+++ Records +++
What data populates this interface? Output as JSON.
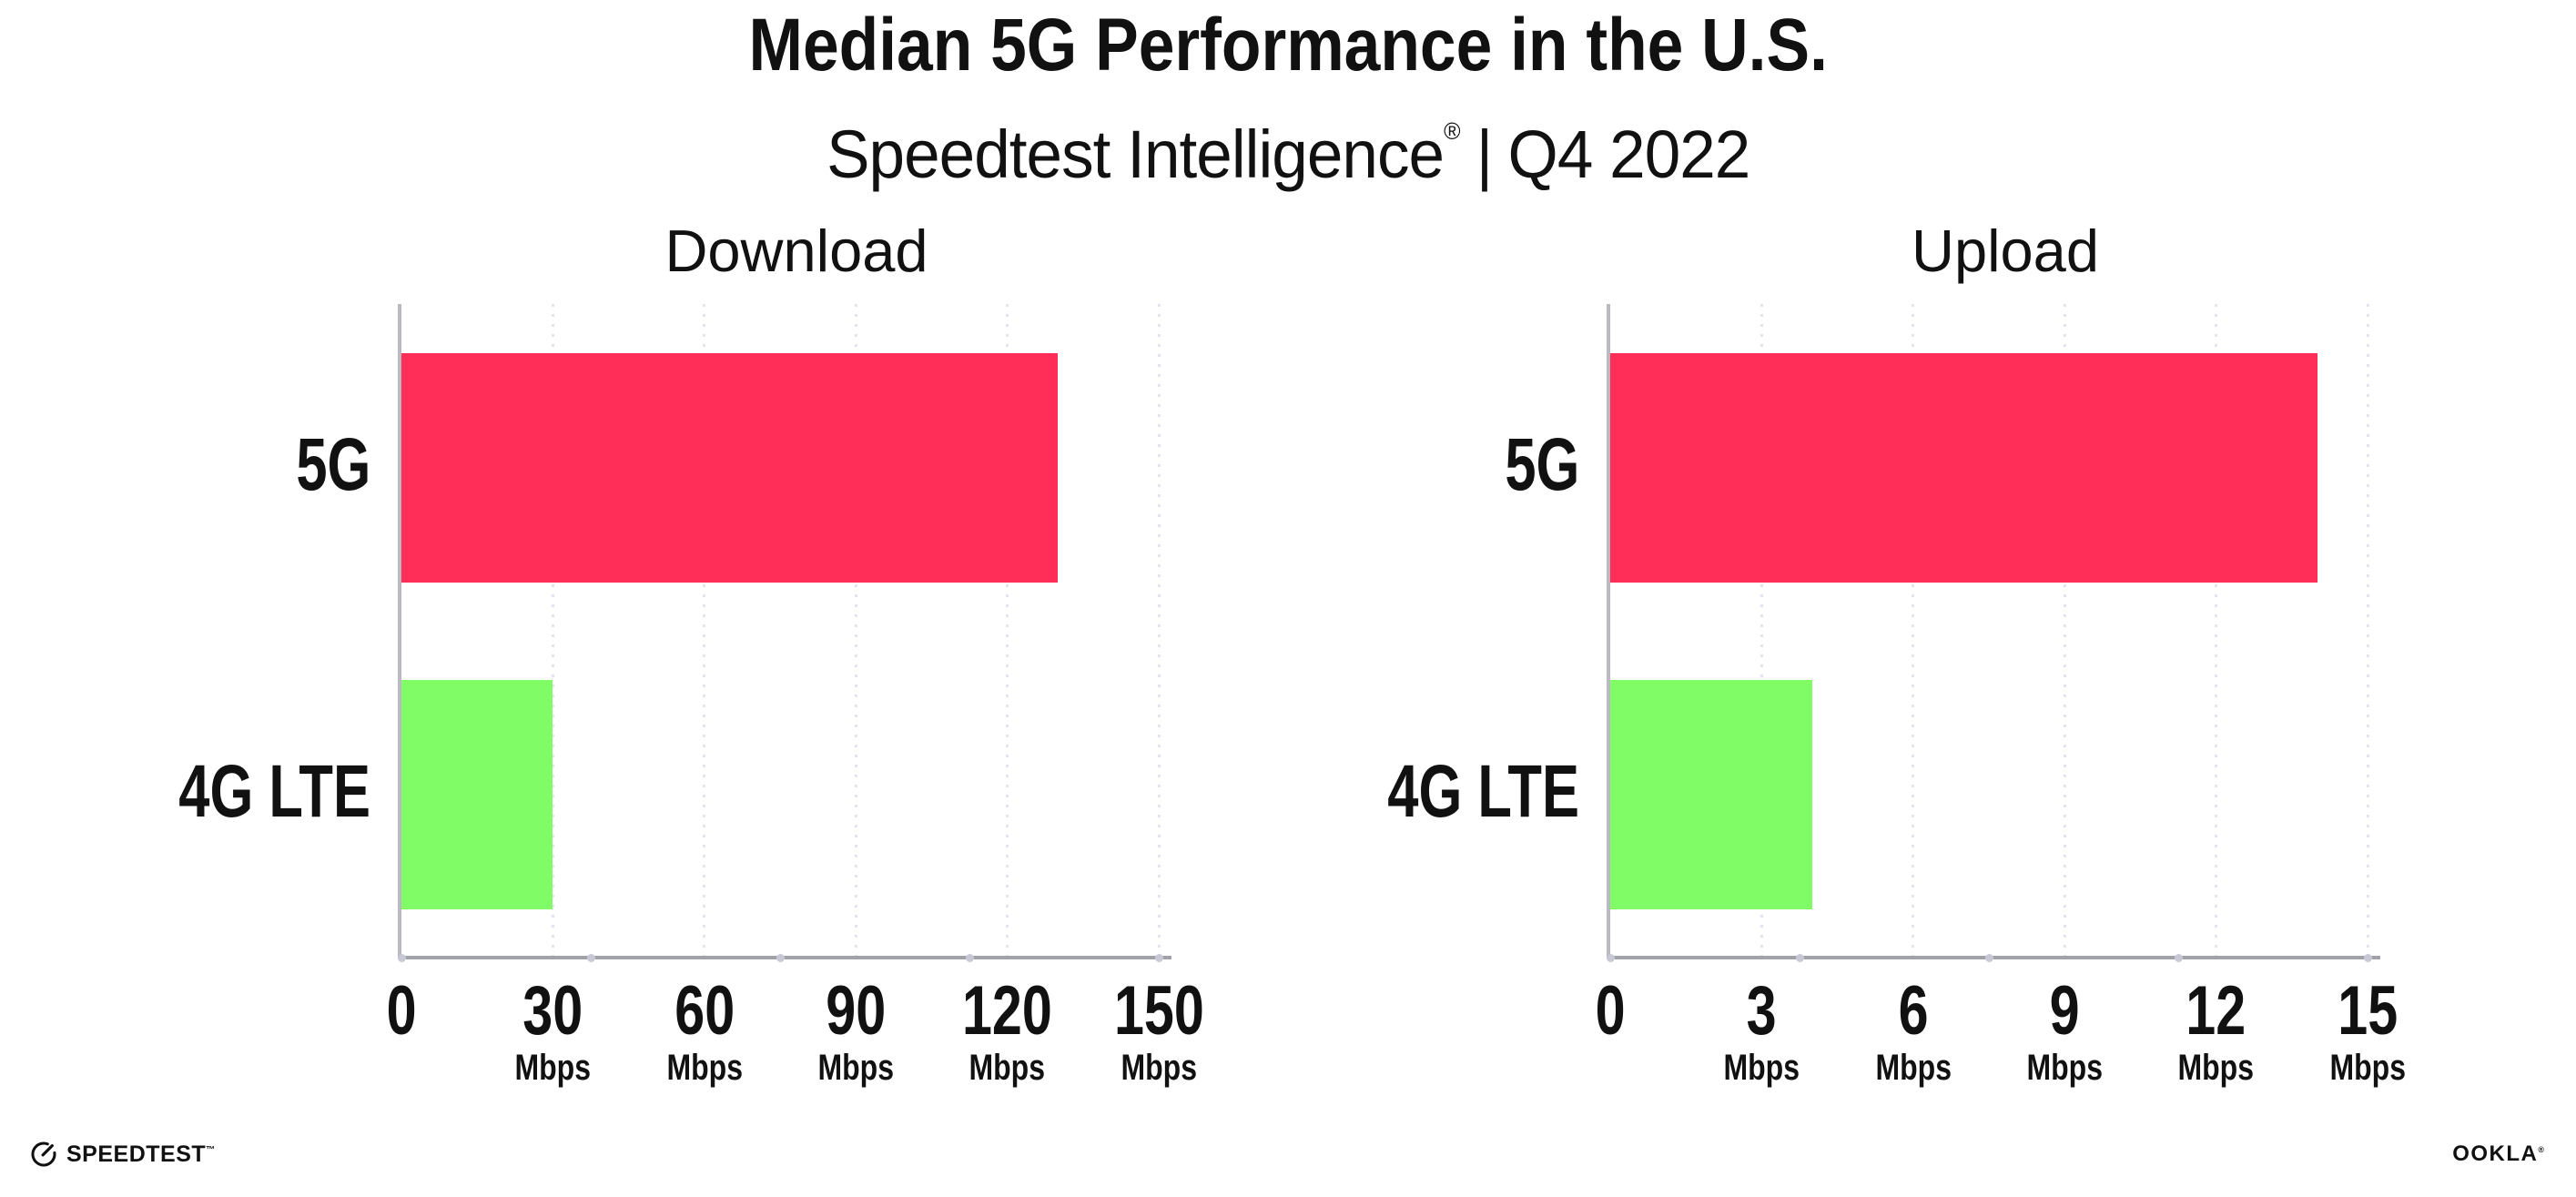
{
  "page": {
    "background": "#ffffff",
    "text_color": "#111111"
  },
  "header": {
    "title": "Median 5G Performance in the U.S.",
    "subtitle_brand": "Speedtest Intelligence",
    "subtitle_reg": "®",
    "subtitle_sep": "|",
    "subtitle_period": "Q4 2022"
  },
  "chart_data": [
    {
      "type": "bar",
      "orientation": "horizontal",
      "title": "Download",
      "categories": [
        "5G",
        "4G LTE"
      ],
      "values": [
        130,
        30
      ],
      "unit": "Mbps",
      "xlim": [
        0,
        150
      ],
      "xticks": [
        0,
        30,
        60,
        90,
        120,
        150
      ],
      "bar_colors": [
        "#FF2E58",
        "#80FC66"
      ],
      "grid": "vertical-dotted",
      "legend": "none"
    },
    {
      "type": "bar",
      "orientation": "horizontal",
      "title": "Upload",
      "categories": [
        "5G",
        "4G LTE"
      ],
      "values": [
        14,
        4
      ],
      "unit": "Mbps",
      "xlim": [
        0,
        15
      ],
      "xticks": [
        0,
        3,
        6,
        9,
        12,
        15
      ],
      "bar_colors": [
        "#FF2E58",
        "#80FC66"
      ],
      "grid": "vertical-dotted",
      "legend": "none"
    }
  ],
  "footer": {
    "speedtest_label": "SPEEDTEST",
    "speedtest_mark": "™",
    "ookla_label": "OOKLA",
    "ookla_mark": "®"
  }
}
+++
◆ The exercise ◆
Reproduce the data above in full, exactly as it is, with the pictures left out.

◆ Final answer ◆
What data populates this interface? Output as JSON.
{
  "page": {
    "background": "#ffffff",
    "text_color": "#111111"
  },
  "header": {
    "title": "Median 5G Performance in the U.S.",
    "subtitle_brand": "Speedtest Intelligence",
    "subtitle_reg": "®",
    "subtitle_sep": "|",
    "subtitle_period": "Q4 2022"
  },
  "chart_data": [
    {
      "type": "bar",
      "orientation": "horizontal",
      "title": "Download",
      "categories": [
        "5G",
        "4G LTE"
      ],
      "values": [
        130,
        30
      ],
      "unit": "Mbps",
      "xlim": [
        0,
        150
      ],
      "xticks": [
        0,
        30,
        60,
        90,
        120,
        150
      ],
      "bar_colors": [
        "#FF2E58",
        "#80FC66"
      ],
      "grid": "vertical-dotted",
      "legend": "none"
    },
    {
      "type": "bar",
      "orientation": "horizontal",
      "title": "Upload",
      "categories": [
        "5G",
        "4G LTE"
      ],
      "values": [
        14,
        4
      ],
      "unit": "Mbps",
      "xlim": [
        0,
        15
      ],
      "xticks": [
        0,
        3,
        6,
        9,
        12,
        15
      ],
      "bar_colors": [
        "#FF2E58",
        "#80FC66"
      ],
      "grid": "vertical-dotted",
      "legend": "none"
    }
  ],
  "footer": {
    "speedtest_label": "SPEEDTEST",
    "speedtest_mark": "™",
    "ookla_label": "OOKLA",
    "ookla_mark": "®"
  }
}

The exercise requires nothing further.